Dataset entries
━━━━━━

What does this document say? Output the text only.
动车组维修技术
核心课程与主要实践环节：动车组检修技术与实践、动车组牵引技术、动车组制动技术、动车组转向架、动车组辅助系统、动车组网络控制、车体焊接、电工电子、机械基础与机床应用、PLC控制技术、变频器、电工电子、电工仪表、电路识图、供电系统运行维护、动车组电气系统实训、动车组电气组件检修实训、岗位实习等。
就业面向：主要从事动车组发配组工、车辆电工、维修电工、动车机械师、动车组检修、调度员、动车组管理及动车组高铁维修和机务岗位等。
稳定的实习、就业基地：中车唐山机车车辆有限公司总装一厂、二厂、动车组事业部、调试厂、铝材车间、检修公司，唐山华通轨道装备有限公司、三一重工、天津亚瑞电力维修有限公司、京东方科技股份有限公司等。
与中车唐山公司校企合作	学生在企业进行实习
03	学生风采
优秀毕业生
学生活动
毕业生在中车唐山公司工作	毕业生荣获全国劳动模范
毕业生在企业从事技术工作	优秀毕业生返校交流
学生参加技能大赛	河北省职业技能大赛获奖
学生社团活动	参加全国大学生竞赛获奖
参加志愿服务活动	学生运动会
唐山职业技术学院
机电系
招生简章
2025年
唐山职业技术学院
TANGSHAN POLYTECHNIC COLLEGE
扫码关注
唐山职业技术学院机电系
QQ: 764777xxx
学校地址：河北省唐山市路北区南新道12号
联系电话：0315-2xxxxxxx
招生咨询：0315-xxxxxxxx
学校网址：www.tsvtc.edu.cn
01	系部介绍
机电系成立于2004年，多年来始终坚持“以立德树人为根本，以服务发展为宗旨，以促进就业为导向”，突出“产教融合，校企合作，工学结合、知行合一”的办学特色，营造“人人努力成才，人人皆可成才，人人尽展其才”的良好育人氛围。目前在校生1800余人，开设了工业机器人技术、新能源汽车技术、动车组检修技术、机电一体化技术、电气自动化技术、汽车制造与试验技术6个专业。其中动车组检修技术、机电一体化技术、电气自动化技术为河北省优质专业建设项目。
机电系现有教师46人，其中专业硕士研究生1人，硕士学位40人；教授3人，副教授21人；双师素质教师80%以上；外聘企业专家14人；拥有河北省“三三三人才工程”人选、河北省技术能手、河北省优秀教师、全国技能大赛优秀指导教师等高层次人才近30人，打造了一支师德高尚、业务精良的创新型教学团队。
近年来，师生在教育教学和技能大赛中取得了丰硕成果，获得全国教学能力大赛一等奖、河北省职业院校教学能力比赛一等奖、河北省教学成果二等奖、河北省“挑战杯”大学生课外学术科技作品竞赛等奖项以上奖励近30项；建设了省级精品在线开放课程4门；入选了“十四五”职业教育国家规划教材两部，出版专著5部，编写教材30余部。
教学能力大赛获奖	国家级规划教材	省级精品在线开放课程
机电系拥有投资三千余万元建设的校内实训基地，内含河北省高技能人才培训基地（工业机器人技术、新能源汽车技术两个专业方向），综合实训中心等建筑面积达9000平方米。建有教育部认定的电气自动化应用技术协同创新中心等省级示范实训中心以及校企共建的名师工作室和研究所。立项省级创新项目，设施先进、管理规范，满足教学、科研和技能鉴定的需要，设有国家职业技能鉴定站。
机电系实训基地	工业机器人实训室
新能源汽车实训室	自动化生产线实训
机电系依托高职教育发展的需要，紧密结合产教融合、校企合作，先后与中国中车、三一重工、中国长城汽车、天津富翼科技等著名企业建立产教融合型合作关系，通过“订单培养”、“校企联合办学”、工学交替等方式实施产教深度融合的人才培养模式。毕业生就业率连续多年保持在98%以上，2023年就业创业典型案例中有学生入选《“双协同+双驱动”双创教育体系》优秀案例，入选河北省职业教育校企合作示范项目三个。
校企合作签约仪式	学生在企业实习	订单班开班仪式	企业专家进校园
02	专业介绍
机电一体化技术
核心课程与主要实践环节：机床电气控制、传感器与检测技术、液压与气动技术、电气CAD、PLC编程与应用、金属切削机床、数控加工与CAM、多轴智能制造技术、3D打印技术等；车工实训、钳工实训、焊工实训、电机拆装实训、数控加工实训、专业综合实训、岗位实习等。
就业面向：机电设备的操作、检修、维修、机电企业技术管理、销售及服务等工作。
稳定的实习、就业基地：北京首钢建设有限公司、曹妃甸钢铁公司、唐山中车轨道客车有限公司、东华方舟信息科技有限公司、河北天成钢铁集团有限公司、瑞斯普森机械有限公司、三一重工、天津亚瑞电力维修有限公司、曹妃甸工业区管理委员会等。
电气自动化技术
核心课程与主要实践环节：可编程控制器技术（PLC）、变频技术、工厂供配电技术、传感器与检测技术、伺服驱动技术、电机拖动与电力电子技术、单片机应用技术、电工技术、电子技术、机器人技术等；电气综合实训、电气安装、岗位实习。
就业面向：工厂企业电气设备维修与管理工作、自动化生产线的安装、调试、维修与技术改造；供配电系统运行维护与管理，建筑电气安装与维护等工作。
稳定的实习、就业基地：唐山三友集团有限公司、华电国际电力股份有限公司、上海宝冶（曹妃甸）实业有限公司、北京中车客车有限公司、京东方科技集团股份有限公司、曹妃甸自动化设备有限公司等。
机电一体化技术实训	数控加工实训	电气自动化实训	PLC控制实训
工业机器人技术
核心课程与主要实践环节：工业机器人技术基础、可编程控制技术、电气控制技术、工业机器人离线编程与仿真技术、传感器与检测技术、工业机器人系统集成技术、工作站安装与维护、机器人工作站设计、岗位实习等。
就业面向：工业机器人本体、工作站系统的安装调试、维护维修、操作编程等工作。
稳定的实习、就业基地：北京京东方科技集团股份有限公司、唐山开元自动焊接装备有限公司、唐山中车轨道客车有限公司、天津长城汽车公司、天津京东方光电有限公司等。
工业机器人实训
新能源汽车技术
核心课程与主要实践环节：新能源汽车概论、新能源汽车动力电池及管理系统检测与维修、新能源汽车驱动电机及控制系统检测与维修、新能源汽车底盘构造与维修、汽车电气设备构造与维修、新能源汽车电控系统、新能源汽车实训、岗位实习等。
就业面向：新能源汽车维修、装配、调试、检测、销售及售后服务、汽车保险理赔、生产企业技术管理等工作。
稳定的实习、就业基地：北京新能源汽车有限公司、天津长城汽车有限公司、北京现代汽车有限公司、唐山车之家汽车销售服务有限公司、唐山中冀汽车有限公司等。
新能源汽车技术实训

━━━━━━

_TASK TO COMPLETE_. Print the records above in full, exactly.

_CORRECT RESPONSE_.
What does this document say? Output the text only.
动车组维修技术
核心课程与主要实践环节：动车组检修技术与实践、动车组牵引技术、动车组制动技术、动车组转向架、动车组辅助系统、动车组网络控制、车体焊接、电工电子、机械基础与机床应用、PLC控制技术、变频器、电工电子、电工仪表、电路识图、供电系统运行维护、动车组电气系统实训、动车组电气组件检修实训、岗位实习等。
就业面向：主要从事动车组发配组工、车辆电工、维修电工、动车机械师、动车组检修、调度员、动车组管理及动车组高铁维修和机务岗位等。
稳定的实习、就业基地：中车唐山机车车辆有限公司总装一厂、二厂、动车组事业部、调试厂、铝材车间、检修公司，唐山华通轨道装备有限公司、三一重工、天津亚瑞电力维修有限公司、京东方科技股份有限公司等。
与中车唐山公司校企合作	学生在企业进行实习
03	学生风采
优秀毕业生
学生活动
毕业生在中车唐山公司工作	毕业生荣获全国劳动模范
毕业生在企业从事技术工作	优秀毕业生返校交流
学生参加技能大赛	河北省职业技能大赛获奖
学生社团活动	参加全国大学生竞赛获奖
参加志愿服务活动	学生运动会
唐山职业技术学院
机电系
招生简章
2025年
唐山职业技术学院
TANGSHAN POLYTECHNIC COLLEGE
扫码关注
唐山职业技术学院机电系
QQ: 764777xxx
学校地址：河北省唐山市路北区南新道12号
联系电话：0315-2xxxxxxx
招生咨询：0315-xxxxxxxx
学校网址：www.tsvtc.edu.cn
01	系部介绍
机电系成立于2004年，多年来始终坚持“以立德树人为根本，以服务发展为宗旨，以促进就业为导向”，突出“产教融合，校企合作，工学结合、知行合一”的办学特色，营造“人人努力成才，人人皆可成才，人人尽展其才”的良好育人氛围。目前在校生1800余人，开设了工业机器人技术、新能源汽车技术、动车组检修技术、机电一体化技术、电气自动化技术、汽车制造与试验技术6个专业。其中动车组检修技术、机电一体化技术、电气自动化技术为河北省优质专业建设项目。
机电系现有教师46人，其中专业硕士研究生1人，硕士学位40人；教授3人，副教授21人；双师素质教师80%以上；外聘企业专家14人；拥有河北省“三三三人才工程”人选、河北省技术能手、河北省优秀教师、全国技能大赛优秀指导教师等高层次人才近30人，打造了一支师德高尚、业务精良的创新型教学团队。
近年来，师生在教育教学和技能大赛中取得了丰硕成果，获得全国教学能力大赛一等奖、河北省职业院校教学能力比赛一等奖、河北省教学成果二等奖、河北省“挑战杯”大学生课外学术科技作品竞赛等奖项以上奖励近30项；建设了省级精品在线开放课程4门；入选了“十四五”职业教育国家规划教材两部，出版专著5部，编写教材30余部。
教学能力大赛获奖	国家级规划教材	省级精品在线开放课程
机电系拥有投资三千余万元建设的校内实训基地，内含河北省高技能人才培训基地（工业机器人技术、新能源汽车技术两个专业方向），综合实训中心等建筑面积达9000平方米。建有教育部认定的电气自动化应用技术协同创新中心等省级示范实训中心以及校企共建的名师工作室和研究所。立项省级创新项目，设施先进、管理规范，满足教学、科研和技能鉴定的需要，设有国家职业技能鉴定站。
机电系实训基地	工业机器人实训室
新能源汽车实训室	自动化生产线实训
机电系依托高职教育发展的需要，紧密结合产教融合、校企合作，先后与中国中车、三一重工、中国长城汽车、天津富翼科技等著名企业建立产教融合型合作关系，通过“订单培养”、“校企联合办学”、工学交替等方式实施产教深度融合的人才培养模式。毕业生就业率连续多年保持在98%以上，2023年就业创业典型案例中有学生入选《“双协同+双驱动”双创教育体系》优秀案例，入选河北省职业教育校企合作示范项目三个。
校企合作签约仪式	学生在企业实习	订单班开班仪式	企业专家进校园
02	专业介绍
机电一体化技术
核心课程与主要实践环节：机床电气控制、传感器与检测技术、液压与气动技术、电气CAD、PLC编程与应用、金属切削机床、数控加工与CAM、多轴智能制造技术、3D打印技术等；车工实训、钳工实训、焊工实训、电机拆装实训、数控加工实训、专业综合实训、岗位实习等。
就业面向：机电设备的操作、检修、维修、机电企业技术管理、销售及服务等工作。
稳定的实习、就业基地：北京首钢建设有限公司、曹妃甸钢铁公司、唐山中车轨道客车有限公司、东华方舟信息科技有限公司、河北天成钢铁集团有限公司、瑞斯普森机械有限公司、三一重工、天津亚瑞电力维修有限公司、曹妃甸工业区管理委员会等。
电气自动化技术
核心课程与主要实践环节：可编程控制器技术（PLC）、变频技术、工厂供配电技术、传感器与检测技术、伺服驱动技术、电机拖动与电力电子技术、单片机应用技术、电工技术、电子技术、机器人技术等；电气综合实训、电气安装、岗位实习。
就业面向：工厂企业电气设备维修与管理工作、自动化生产线的安装、调试、维修与技术改造；供配电系统运行维护与管理，建筑电气安装与维护等工作。
稳定的实习、就业基地：唐山三友集团有限公司、华电国际电力股份有限公司、上海宝冶（曹妃甸）实业有限公司、北京中车客车有限公司、京东方科技集团股份有限公司、曹妃甸自动化设备有限公司等。
机电一体化技术实训	数控加工实训	电气自动化实训	PLC控制实训
工业机器人技术
核心课程与主要实践环节：工业机器人技术基础、可编程控制技术、电气控制技术、工业机器人离线编程与仿真技术、传感器与检测技术、工业机器人系统集成技术、工作站安装与维护、机器人工作站设计、岗位实习等。
就业面向：工业机器人本体、工作站系统的安装调试、维护维修、操作编程等工作。
稳定的实习、就业基地：北京京东方科技集团股份有限公司、唐山开元自动焊接装备有限公司、唐山中车轨道客车有限公司、天津长城汽车公司、天津京东方光电有限公司等。
工业机器人实训
新能源汽车技术
核心课程与主要实践环节：新能源汽车概论、新能源汽车动力电池及管理系统检测与维修、新能源汽车驱动电机及控制系统检测与维修、新能源汽车底盘构造与维修、汽车电气设备构造与维修、新能源汽车电控系统、新能源汽车实训、岗位实习等。
就业面向：新能源汽车维修、装配、调试、检测、销售及售后服务、汽车保险理赔、生产企业技术管理等工作。
稳定的实习、就业基地：北京新能源汽车有限公司、天津长城汽车有限公司、北京现代汽车有限公司、唐山车之家汽车销售服务有限公司、唐山中冀汽车有限公司等。
新能源汽车技术实训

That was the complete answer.